Copy the records from their start down through the line containing "Bar bbox=[8, 383, 712, 433]", swapping "Subscapular" for "Suprascapular" and leaving everything else unchanged.

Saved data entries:
========================================

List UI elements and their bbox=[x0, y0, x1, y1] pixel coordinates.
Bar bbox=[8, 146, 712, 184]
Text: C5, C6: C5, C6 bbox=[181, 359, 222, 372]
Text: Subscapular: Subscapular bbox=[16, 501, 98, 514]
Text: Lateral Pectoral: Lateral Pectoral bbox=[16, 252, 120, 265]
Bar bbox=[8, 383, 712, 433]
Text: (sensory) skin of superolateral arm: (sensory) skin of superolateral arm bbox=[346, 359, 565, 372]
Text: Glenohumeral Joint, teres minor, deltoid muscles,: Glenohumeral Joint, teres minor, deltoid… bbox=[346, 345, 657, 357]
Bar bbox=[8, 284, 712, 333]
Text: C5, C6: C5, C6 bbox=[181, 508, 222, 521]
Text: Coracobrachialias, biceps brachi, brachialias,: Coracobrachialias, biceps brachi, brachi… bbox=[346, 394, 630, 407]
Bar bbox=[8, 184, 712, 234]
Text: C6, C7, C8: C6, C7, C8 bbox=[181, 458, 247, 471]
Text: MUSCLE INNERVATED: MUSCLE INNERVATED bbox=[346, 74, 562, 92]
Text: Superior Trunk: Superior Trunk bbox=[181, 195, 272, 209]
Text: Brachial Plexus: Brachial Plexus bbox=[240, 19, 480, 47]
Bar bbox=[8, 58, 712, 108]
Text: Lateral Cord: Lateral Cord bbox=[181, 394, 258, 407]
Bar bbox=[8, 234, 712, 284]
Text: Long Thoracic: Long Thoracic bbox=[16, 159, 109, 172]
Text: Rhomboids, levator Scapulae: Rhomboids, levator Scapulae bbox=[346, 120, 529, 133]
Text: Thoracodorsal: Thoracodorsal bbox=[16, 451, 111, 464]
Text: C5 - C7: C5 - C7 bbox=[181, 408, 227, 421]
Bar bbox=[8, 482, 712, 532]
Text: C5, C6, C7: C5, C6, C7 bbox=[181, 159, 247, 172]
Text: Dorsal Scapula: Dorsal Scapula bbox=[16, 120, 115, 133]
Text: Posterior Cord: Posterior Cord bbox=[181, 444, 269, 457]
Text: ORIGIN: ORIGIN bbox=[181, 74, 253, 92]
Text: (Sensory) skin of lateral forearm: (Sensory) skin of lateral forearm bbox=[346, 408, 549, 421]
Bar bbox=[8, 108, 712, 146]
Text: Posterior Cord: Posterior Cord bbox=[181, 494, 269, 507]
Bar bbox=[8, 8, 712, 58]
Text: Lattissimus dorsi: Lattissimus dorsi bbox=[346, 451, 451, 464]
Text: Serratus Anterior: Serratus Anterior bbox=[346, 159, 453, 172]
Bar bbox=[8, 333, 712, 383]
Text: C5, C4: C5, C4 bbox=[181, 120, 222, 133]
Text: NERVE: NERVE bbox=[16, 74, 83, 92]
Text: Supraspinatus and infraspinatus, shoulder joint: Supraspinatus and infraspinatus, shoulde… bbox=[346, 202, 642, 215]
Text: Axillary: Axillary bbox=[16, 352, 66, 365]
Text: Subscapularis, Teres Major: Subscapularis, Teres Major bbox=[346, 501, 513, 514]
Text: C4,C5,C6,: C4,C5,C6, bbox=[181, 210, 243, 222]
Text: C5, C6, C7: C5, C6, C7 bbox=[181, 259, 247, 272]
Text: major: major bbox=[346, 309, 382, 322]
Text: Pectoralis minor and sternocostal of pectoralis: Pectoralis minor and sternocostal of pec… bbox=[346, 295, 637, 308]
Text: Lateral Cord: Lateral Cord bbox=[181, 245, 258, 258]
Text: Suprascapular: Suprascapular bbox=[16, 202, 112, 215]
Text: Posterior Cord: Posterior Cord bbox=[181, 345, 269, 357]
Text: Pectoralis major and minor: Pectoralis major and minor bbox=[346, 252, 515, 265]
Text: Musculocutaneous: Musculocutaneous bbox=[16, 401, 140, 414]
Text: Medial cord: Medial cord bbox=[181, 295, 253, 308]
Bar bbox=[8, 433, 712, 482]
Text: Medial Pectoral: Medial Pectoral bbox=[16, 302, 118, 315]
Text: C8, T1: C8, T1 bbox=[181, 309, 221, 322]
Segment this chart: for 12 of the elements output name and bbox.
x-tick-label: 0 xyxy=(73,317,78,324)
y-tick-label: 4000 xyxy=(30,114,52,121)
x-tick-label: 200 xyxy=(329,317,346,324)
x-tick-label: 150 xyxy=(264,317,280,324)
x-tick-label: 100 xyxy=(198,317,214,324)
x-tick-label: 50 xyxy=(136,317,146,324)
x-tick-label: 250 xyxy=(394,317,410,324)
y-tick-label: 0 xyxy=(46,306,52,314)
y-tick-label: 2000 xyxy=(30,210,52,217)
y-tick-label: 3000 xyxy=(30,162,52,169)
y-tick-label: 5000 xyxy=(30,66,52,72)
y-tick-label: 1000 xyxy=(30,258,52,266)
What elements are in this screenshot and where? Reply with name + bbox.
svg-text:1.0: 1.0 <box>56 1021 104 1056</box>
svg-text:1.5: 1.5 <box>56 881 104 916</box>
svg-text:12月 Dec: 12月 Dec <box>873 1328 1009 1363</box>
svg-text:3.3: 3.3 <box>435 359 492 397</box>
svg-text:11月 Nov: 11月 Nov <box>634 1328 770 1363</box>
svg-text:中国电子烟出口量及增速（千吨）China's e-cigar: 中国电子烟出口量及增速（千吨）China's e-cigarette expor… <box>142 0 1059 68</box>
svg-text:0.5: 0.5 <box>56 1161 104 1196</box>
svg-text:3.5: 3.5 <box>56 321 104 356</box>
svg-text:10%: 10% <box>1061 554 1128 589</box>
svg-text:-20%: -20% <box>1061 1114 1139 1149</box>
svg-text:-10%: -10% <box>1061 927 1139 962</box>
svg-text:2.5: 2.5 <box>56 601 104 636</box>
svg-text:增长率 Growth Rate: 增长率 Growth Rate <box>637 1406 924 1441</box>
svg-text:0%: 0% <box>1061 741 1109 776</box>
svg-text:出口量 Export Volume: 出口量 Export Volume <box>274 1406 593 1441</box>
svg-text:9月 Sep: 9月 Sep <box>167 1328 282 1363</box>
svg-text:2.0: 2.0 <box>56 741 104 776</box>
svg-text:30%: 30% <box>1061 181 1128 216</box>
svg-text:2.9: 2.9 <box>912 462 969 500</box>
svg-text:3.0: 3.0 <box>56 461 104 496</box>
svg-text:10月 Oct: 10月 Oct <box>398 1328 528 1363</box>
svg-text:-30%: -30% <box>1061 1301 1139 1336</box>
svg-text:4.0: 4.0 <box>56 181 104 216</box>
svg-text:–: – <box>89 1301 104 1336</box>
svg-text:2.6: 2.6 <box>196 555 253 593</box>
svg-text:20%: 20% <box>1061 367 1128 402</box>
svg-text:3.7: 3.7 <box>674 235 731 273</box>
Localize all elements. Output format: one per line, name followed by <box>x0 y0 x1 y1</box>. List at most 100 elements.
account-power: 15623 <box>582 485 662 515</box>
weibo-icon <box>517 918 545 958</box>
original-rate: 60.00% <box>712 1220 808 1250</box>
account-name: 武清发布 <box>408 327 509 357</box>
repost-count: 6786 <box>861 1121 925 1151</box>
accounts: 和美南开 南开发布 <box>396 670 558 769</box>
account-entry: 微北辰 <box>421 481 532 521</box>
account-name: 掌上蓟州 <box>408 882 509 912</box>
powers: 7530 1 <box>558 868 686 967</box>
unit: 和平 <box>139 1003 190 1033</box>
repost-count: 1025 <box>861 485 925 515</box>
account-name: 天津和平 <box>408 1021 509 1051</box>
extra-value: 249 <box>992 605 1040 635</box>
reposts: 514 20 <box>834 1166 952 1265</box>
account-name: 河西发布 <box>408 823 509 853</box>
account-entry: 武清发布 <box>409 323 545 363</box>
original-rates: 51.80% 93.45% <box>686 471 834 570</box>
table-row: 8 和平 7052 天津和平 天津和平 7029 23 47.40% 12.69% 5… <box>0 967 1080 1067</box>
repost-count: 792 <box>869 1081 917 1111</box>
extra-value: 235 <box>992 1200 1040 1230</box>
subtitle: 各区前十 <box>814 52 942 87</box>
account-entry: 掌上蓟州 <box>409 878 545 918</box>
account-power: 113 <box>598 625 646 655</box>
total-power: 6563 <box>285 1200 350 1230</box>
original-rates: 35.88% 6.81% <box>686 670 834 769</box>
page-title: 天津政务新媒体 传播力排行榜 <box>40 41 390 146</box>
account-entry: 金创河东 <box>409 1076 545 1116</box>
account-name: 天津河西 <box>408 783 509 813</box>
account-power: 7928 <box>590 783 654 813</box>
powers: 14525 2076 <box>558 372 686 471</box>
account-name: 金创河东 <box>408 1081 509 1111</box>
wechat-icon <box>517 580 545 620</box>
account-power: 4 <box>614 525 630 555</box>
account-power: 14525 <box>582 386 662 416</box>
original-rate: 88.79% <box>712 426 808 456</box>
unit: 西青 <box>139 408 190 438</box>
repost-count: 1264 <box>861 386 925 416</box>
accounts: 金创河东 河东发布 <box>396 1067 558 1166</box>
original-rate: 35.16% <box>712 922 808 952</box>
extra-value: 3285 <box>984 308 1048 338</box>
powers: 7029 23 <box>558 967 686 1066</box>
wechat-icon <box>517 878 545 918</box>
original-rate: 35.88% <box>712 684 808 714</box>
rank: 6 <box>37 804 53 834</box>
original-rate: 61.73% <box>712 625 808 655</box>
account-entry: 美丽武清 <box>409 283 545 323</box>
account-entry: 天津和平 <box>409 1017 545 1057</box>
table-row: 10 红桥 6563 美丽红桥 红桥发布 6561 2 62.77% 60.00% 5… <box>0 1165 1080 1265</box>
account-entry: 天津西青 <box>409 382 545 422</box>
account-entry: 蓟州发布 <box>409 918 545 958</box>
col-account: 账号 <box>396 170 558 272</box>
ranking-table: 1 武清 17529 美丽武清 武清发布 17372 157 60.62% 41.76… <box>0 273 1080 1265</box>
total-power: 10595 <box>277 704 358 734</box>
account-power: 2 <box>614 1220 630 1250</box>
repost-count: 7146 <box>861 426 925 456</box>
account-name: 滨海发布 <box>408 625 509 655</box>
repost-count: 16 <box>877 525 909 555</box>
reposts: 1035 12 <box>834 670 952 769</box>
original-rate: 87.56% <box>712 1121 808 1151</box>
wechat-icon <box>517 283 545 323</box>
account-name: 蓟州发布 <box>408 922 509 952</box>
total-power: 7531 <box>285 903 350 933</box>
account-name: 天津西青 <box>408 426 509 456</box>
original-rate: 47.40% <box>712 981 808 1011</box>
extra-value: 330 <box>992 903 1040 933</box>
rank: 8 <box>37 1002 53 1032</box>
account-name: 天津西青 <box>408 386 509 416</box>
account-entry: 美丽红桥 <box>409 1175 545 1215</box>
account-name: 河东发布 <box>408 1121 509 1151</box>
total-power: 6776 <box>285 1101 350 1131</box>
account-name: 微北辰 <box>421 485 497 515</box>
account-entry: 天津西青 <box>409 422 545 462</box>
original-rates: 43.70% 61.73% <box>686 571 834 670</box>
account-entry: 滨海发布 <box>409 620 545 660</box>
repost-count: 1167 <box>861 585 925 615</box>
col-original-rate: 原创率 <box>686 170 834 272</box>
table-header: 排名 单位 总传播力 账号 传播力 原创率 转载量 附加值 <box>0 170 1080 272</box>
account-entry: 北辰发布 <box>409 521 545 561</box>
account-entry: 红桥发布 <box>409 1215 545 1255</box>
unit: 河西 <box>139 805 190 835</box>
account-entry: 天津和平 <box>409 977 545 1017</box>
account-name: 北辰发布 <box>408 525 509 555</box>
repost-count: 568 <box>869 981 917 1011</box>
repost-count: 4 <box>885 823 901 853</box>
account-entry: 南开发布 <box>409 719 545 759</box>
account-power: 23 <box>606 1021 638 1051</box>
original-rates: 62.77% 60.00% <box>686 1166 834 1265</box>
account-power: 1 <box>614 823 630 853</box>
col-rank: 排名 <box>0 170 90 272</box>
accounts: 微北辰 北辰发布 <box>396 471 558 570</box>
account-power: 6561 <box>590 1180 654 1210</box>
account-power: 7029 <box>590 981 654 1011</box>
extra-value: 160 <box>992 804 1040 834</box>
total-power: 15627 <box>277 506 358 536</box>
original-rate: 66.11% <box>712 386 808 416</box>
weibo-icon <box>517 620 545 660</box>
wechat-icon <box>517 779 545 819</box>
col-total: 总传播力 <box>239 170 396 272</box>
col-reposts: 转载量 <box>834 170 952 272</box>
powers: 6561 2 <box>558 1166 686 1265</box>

========================================

# WRITTEN SOLUTION
List UI elements and their bbox=[x0, y0, x1, y1] pixel coordinates.
Bar bbox=[8, 146, 712, 184]
Text: C5, C6: C5, C6 bbox=[181, 359, 222, 372]
Text: Suprascapular: Suprascapular bbox=[16, 501, 98, 514]
Text: Lateral Pectoral: Lateral Pectoral bbox=[16, 252, 120, 265]
Bar bbox=[8, 383, 712, 433]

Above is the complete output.